### PROBLEM DETAILS
Copy out the lines of the listing word for word, starting at the line containing "data-point <box>944 290 948 294</box>" and ending at the line containing "data-point <box>977 223 981 227</box>".

* * *

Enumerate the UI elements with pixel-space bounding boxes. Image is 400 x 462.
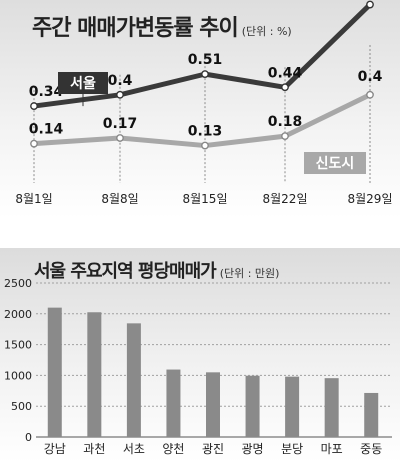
x-tick-label: 서초 [123,442,145,456]
bar [47,307,62,437]
line-chart: 8월1일 8월8일 8월15일 8월22일 8월29일 0.34 0.4 0.51 0.44 0.… [15,0,393,206]
data-point [366,0,374,9]
data-point [116,90,124,99]
x-tick-label: 과천 [83,441,105,456]
data-point [366,90,374,99]
x-tick-label: 분당 [281,442,303,456]
y-tick-label: 1000 [4,369,32,382]
x-tick-label: 8월15일 [183,192,228,206]
bar [364,392,379,437]
line-chart-title: 주간 매매가변동률 추이 [32,16,239,41]
data-label: 0.4 [108,73,133,89]
y-tick-label: 0 [25,431,32,444]
line-chart-panel [0,0,400,218]
data-label: 0.13 [188,124,223,140]
bar [324,378,339,437]
bar [245,375,260,437]
series-tag-newtown [304,152,366,174]
data-label: 0.51 [188,52,223,68]
x-tick-label: 8월29일 [348,192,393,206]
bar [285,376,300,437]
series-tag-newtown-label: 신도시 [316,156,355,172]
bar [87,312,102,437]
x-tick-label: 8월8일 [101,192,138,206]
bar-chart-title-block: 서울 주요지역 평당매매가 (단위 : 만원) [34,257,279,283]
y-tick-label: 1500 [4,339,32,352]
data-label: 0.44 [268,65,303,81]
data-label: 0.4 [358,69,383,85]
data-label: 0.18 [268,114,303,130]
bar-chart-title: 서울 주요지역 평당매매가 [34,261,217,282]
data-label: 0.17 [103,116,138,132]
bar [166,369,181,437]
x-tick-label: 강남 [44,442,66,456]
x-tick-label: 중동 [360,442,382,456]
data-label: 0.14 [29,122,64,138]
data-point [30,102,38,110]
line-chart-unit: (단위 : %) [241,25,292,38]
bar-chart-unit: (단위 : 만원) [219,267,280,280]
x-tick-label: 8월1일 [15,192,52,206]
data-point [201,141,209,150]
y-tick-label: 2500 [4,277,32,290]
data-point [201,70,209,79]
data-label: 0.34 [29,84,64,100]
data-point [116,134,124,142]
bar [126,323,141,437]
x-tick-label: 8월22일 [263,192,308,206]
y-tick-label: 2000 [4,308,32,321]
x-tick-label: 광진 [202,442,224,456]
x-tick-label: 마포 [321,442,343,456]
bar [206,372,220,437]
data-point [281,132,289,141]
series-tag-seoul [58,72,108,94]
x-tick-label: 양천 [162,441,184,456]
x-tick-label: 광명 [242,442,264,456]
series-tag-seoul-label: 서울 [70,75,96,92]
y-tick-label: 500 [11,400,32,413]
data-point [281,83,289,92]
data-point [30,139,38,148]
line-chart-title-block: 주간 매매가변동률 추이 (단위 : %) [32,10,292,42]
panel-gap [0,218,400,248]
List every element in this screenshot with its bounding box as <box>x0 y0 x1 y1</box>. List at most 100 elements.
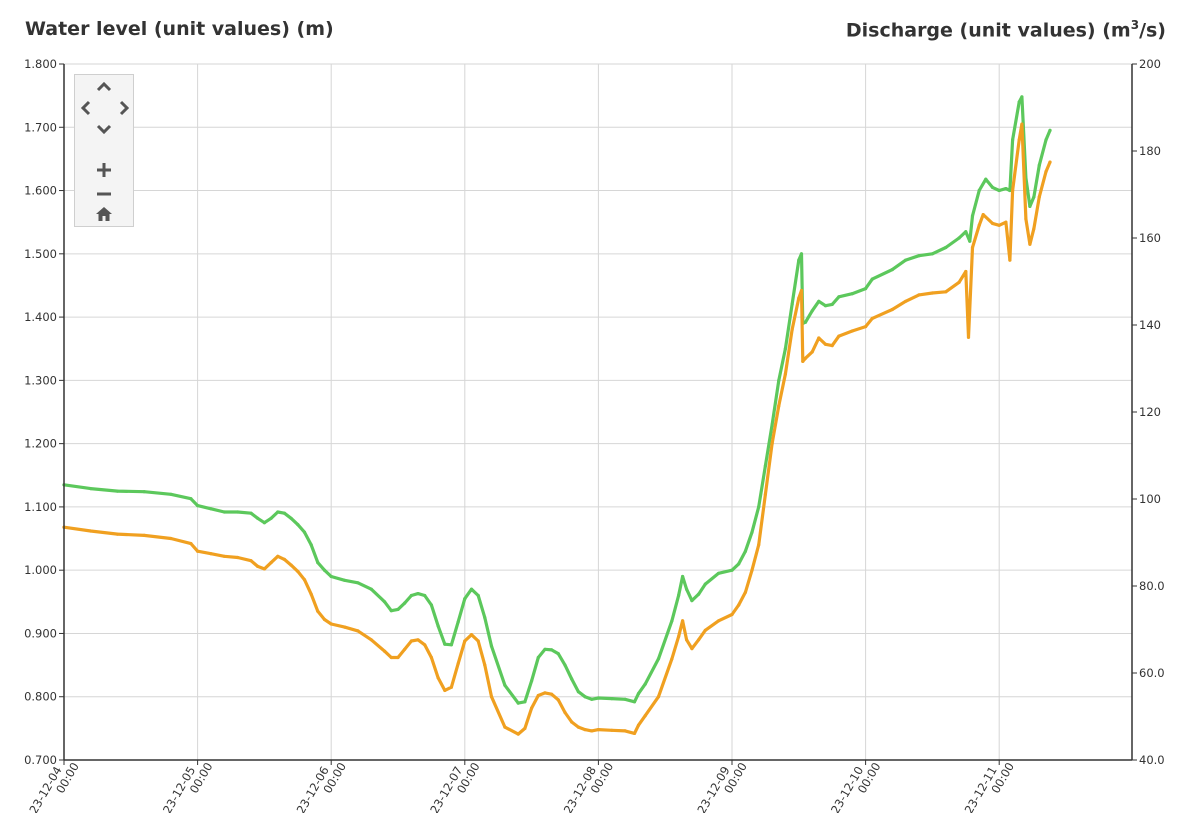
data-point <box>944 290 948 294</box>
navigation-panel <box>74 74 134 227</box>
data-point <box>550 692 554 696</box>
data-point <box>763 464 768 468</box>
data-point <box>977 188 981 193</box>
data-point <box>596 696 601 700</box>
data-point <box>302 530 307 534</box>
data-point <box>823 342 828 346</box>
plus-icon[interactable] <box>94 160 114 180</box>
data-point <box>777 404 781 408</box>
data-point <box>799 288 804 293</box>
data-point <box>977 223 981 227</box>
data-point <box>697 592 701 596</box>
left-tick-label: 1.500 <box>24 247 57 261</box>
left-arrow-icon[interactable] <box>76 98 96 118</box>
data-point <box>930 252 935 256</box>
data-point <box>904 258 908 262</box>
data-point <box>1011 188 1015 193</box>
data-point <box>403 601 407 605</box>
data-point <box>743 549 748 553</box>
right-arrow-icon[interactable] <box>114 98 134 118</box>
data-point <box>403 647 407 651</box>
data-point <box>656 657 661 661</box>
data-point <box>556 652 560 656</box>
data-point <box>196 504 200 508</box>
data-point <box>810 309 814 313</box>
data-point <box>89 529 93 533</box>
data-point <box>115 489 119 493</box>
data-point <box>115 532 119 536</box>
home-icon[interactable] <box>94 204 114 224</box>
data-point <box>1028 242 1032 246</box>
right-tick-label: 120 <box>1139 405 1161 419</box>
data-point <box>890 307 894 312</box>
data-point <box>469 633 474 637</box>
data-point <box>1037 163 1041 167</box>
data-point <box>750 568 754 572</box>
data-point <box>1017 138 1021 142</box>
up-arrow-icon[interactable] <box>94 77 114 97</box>
data-point <box>944 245 948 250</box>
right-tick-label: 180 <box>1139 144 1161 158</box>
left-axis-ticks: 0.700 0.800 0.900 1.000 1.100 1.200 1.300 1.400… <box>24 57 64 767</box>
data-point <box>970 214 975 218</box>
down-arrow-icon[interactable] <box>94 119 114 139</box>
data-point <box>717 619 721 623</box>
data-point <box>416 592 420 596</box>
data-point <box>383 600 387 604</box>
data-point <box>817 299 821 303</box>
data-point <box>463 597 467 601</box>
data-point <box>610 728 614 732</box>
data-point <box>790 302 794 306</box>
data-point <box>1024 217 1028 221</box>
data-point <box>797 258 801 262</box>
data-point <box>697 638 701 642</box>
data-point <box>262 567 266 571</box>
data-point <box>550 648 554 652</box>
data-point <box>276 510 280 514</box>
data-point <box>783 347 788 351</box>
data-point <box>850 329 854 333</box>
right-axis-title-tail: /s) <box>1139 19 1166 42</box>
data-point <box>797 296 801 300</box>
data-point <box>196 549 200 553</box>
data-point <box>456 620 460 624</box>
data-point <box>476 593 480 598</box>
data-point <box>443 642 447 646</box>
data-point <box>396 655 400 660</box>
data-point <box>276 554 280 558</box>
data-point <box>583 728 587 732</box>
data-point <box>456 662 460 666</box>
data-point <box>209 552 213 556</box>
data-point <box>503 725 507 729</box>
data-point <box>189 497 193 501</box>
right-axis-title-sup: 3 <box>1130 18 1140 32</box>
data-point <box>750 530 754 534</box>
data-point <box>1004 187 1008 191</box>
data-point <box>1004 220 1008 224</box>
data-point <box>189 542 193 546</box>
data-point <box>563 710 567 715</box>
left-tick-label: 1.700 <box>24 120 57 134</box>
minus-icon[interactable] <box>94 184 114 204</box>
data-point <box>770 442 774 446</box>
data-point <box>677 593 681 598</box>
data-point <box>850 292 854 296</box>
data-point <box>449 685 453 689</box>
data-point <box>436 624 440 628</box>
data-point <box>799 252 804 256</box>
left-tick-label: 0.700 <box>24 753 57 767</box>
right-axis-title-base: Discharge (unit values) (m <box>845 19 1131 42</box>
data-point <box>409 639 413 643</box>
data-point <box>681 619 685 623</box>
right-tick-label: 80.0 <box>1139 579 1165 593</box>
data-point <box>209 507 213 511</box>
data-point <box>262 521 266 525</box>
data-point <box>169 536 173 541</box>
data-point <box>717 571 721 575</box>
data-point <box>269 516 273 520</box>
data-point <box>632 731 637 736</box>
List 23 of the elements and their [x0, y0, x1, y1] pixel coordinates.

* * *

### TASK RESULT
data-point <box>944 290 948 294</box>
navigation-panel <box>74 74 134 227</box>
data-point <box>550 692 554 696</box>
data-point <box>763 464 768 468</box>
data-point <box>977 188 981 193</box>
data-point <box>596 696 601 700</box>
data-point <box>302 530 307 534</box>
data-point <box>823 342 828 346</box>
plus-icon[interactable] <box>94 160 114 180</box>
data-point <box>777 404 781 408</box>
data-point <box>799 288 804 293</box>
data-point <box>977 223 981 227</box>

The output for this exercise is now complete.